------ DATA PROVIDED
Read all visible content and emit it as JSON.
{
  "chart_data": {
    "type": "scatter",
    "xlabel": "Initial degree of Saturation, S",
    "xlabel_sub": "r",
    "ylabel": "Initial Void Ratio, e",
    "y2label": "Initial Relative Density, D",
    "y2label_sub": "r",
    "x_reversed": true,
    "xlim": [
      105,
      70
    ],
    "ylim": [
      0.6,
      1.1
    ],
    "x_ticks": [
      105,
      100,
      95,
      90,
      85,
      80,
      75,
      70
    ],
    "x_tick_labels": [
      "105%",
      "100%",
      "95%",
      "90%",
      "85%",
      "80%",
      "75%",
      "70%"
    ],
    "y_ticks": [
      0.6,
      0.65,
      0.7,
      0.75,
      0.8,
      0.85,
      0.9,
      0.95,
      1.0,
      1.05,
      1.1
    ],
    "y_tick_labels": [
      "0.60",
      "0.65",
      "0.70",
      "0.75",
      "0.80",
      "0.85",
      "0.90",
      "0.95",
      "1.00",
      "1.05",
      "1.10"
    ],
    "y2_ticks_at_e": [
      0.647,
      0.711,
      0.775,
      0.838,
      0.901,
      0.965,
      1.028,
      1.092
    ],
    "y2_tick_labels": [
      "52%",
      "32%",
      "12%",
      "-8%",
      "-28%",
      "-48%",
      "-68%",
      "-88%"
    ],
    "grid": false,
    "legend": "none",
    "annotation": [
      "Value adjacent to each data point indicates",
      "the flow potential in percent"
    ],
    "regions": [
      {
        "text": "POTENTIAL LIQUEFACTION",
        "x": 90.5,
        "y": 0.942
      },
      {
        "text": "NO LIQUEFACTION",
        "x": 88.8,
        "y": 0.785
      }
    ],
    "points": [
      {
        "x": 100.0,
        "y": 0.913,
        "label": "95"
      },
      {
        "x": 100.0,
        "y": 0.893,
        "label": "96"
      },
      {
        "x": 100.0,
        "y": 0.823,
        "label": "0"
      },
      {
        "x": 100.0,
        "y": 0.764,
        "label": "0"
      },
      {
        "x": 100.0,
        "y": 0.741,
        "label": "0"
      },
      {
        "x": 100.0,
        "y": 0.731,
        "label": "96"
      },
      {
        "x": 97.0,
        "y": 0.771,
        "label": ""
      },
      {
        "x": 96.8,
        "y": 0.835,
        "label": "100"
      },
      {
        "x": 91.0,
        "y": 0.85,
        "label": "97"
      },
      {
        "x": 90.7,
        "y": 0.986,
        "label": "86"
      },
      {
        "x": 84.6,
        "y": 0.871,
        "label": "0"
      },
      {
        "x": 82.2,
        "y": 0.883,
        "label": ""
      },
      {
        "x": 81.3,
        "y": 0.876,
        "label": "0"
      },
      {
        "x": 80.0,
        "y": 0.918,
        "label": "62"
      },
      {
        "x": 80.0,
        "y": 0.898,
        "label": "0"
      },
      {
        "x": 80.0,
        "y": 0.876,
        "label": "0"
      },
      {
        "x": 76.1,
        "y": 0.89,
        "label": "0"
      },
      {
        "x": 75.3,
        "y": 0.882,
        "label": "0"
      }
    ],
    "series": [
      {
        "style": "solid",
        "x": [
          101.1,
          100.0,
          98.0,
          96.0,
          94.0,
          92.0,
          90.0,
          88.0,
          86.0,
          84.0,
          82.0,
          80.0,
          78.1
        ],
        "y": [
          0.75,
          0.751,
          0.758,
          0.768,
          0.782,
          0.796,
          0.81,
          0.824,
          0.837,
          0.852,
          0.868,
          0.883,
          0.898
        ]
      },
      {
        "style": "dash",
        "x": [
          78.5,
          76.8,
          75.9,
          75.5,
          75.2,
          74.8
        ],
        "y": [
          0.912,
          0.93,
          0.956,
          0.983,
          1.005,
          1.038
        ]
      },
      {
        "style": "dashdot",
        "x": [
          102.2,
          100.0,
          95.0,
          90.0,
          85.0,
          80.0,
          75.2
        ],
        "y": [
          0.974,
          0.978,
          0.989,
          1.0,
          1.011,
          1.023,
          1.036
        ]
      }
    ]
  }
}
------------
> _TASK PROMPT_: Using the material above, state how many lines include the string "LIQUEFACTION". Answer with a single number.

> _TASK RESPONSE_: 2